%%
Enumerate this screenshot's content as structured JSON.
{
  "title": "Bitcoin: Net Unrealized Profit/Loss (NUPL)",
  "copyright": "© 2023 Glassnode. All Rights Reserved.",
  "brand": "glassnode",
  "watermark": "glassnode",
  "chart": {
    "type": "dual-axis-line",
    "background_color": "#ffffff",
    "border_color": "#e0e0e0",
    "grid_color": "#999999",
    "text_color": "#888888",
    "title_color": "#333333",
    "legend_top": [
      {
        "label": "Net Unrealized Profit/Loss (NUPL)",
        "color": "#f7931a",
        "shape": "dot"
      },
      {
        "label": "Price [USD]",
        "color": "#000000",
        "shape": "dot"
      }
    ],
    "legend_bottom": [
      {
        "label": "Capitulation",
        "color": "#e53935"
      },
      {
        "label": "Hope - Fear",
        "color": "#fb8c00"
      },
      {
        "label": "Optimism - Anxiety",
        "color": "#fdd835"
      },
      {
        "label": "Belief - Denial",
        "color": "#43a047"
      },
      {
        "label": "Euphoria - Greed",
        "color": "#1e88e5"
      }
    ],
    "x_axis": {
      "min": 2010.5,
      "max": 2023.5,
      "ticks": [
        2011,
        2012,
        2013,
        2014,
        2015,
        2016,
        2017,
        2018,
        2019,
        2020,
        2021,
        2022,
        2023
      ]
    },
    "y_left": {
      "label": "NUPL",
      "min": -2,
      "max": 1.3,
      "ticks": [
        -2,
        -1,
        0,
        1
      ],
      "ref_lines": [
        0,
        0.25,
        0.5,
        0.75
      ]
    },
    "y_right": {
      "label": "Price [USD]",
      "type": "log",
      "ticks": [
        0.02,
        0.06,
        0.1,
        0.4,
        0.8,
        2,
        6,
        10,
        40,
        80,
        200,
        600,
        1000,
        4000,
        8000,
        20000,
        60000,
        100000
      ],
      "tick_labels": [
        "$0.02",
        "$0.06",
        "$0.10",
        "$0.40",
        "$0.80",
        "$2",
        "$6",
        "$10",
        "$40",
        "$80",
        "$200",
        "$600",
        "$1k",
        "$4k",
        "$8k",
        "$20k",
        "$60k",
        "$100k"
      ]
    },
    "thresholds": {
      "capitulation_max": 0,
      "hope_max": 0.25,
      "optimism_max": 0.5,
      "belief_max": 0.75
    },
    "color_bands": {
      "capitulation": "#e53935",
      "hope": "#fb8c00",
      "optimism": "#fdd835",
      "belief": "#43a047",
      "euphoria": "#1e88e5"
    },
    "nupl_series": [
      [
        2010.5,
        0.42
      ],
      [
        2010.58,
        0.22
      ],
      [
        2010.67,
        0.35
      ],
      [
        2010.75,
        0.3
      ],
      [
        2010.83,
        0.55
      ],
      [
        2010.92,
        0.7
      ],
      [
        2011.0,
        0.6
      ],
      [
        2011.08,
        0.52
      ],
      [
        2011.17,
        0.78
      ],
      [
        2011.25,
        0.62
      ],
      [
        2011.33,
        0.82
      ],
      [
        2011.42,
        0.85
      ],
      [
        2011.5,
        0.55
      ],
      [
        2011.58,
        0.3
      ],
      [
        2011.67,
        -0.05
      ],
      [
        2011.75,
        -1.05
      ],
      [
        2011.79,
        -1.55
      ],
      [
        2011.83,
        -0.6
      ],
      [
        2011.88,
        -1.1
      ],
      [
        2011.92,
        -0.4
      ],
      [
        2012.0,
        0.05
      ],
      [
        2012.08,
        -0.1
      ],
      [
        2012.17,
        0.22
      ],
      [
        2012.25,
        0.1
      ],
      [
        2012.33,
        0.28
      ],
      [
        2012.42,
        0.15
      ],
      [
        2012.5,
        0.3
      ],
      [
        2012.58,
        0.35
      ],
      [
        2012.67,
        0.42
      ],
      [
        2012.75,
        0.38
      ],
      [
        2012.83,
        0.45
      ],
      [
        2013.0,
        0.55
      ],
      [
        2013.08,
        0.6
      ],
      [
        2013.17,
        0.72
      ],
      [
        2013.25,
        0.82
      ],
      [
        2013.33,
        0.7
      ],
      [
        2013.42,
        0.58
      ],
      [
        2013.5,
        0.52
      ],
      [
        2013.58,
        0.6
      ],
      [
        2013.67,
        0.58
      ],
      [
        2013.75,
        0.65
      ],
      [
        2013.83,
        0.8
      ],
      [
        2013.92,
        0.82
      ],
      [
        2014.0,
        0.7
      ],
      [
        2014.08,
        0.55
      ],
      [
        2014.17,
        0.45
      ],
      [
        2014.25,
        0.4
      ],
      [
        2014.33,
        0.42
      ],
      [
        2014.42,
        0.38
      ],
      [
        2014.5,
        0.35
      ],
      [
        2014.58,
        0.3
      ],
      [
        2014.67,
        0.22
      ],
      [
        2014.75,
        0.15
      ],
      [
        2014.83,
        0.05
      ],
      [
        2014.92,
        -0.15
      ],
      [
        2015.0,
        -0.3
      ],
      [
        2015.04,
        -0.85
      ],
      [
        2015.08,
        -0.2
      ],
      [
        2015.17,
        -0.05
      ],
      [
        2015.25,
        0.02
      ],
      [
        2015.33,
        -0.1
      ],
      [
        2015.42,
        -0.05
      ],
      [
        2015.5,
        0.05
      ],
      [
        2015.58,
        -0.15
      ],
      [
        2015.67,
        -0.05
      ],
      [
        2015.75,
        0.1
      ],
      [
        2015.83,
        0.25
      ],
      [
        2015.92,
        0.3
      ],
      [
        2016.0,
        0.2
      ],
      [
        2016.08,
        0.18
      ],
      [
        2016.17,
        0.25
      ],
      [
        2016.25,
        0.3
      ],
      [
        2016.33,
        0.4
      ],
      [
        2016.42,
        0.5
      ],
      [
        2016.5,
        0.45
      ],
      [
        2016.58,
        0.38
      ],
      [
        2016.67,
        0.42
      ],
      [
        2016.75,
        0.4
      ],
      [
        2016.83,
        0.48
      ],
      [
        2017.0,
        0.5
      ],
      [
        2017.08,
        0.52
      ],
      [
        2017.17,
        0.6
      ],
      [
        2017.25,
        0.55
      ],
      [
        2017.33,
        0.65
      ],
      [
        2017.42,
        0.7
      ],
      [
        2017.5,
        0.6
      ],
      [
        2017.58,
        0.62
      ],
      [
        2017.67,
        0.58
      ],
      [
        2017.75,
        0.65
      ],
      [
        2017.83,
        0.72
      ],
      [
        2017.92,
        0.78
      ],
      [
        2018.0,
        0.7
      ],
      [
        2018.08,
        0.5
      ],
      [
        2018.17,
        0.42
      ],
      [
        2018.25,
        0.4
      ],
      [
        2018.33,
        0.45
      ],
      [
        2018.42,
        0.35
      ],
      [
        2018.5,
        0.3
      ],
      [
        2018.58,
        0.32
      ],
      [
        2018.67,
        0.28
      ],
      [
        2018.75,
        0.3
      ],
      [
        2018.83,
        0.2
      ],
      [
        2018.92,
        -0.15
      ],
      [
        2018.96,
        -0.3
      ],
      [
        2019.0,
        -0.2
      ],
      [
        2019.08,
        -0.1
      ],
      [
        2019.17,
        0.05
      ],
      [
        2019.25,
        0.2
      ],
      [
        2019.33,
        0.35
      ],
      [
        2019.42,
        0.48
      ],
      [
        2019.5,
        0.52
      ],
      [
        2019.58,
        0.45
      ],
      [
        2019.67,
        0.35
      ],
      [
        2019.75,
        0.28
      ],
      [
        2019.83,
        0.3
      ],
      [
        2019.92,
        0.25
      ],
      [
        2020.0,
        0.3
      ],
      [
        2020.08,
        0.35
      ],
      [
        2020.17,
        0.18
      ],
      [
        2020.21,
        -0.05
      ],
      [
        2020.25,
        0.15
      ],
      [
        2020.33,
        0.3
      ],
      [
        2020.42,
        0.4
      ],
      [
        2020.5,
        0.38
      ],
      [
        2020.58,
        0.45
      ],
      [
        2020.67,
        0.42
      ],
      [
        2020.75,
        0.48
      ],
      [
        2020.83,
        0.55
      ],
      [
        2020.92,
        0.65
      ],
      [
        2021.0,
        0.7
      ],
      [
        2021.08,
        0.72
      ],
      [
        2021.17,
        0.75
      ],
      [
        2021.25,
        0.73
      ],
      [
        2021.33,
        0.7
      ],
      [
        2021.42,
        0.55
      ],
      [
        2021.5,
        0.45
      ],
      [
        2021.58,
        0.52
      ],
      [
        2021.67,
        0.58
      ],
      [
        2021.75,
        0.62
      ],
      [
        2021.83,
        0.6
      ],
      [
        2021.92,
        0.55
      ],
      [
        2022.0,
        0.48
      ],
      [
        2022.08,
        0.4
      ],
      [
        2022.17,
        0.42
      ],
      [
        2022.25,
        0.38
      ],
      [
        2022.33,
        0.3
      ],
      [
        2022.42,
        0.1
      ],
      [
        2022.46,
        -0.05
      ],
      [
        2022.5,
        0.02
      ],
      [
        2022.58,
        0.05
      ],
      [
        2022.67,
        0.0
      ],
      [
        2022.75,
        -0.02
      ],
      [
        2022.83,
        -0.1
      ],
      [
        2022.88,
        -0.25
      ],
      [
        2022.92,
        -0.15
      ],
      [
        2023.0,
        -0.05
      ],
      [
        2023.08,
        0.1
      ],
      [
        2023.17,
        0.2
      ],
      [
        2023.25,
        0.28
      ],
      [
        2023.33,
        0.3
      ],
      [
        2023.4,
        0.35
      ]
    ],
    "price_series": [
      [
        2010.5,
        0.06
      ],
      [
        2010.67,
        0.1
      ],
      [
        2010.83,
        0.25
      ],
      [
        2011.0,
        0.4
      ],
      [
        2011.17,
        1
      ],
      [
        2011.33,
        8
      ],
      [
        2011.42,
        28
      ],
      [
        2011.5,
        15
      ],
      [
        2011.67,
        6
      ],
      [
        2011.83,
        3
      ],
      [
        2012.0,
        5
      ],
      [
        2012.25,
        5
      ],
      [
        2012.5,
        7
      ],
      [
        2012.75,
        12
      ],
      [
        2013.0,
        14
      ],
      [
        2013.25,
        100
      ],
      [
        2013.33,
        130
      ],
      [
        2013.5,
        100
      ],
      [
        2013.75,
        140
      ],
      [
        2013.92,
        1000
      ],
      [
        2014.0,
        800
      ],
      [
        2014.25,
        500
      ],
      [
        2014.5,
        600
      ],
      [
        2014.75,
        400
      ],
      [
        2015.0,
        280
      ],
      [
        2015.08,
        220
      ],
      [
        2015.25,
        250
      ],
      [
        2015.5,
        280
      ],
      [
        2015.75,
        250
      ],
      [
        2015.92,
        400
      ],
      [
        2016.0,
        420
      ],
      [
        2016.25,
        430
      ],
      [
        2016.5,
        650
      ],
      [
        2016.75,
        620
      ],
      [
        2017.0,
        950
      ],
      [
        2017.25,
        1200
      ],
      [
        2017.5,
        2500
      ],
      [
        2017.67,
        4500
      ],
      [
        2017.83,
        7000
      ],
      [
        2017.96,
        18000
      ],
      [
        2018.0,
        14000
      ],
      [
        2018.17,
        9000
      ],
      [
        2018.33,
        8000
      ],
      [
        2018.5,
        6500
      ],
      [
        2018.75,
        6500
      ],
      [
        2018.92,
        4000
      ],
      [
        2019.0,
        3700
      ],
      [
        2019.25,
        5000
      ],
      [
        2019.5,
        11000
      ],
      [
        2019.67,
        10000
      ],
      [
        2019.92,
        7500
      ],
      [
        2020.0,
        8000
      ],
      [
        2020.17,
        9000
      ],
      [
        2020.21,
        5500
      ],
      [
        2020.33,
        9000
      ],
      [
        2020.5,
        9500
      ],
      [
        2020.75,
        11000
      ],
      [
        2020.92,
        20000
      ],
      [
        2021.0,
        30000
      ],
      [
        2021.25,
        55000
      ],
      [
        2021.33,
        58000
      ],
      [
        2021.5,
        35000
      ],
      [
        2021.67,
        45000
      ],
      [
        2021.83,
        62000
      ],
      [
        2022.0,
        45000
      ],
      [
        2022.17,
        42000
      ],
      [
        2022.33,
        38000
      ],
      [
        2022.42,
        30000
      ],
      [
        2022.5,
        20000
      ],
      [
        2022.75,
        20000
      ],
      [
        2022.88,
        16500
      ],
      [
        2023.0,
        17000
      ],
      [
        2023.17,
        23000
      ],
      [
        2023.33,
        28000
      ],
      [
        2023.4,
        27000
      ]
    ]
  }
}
%%
Task requirements
Go through the material above and count the lines that contain "Unrealized"; answer with the number alone.

Correct output
2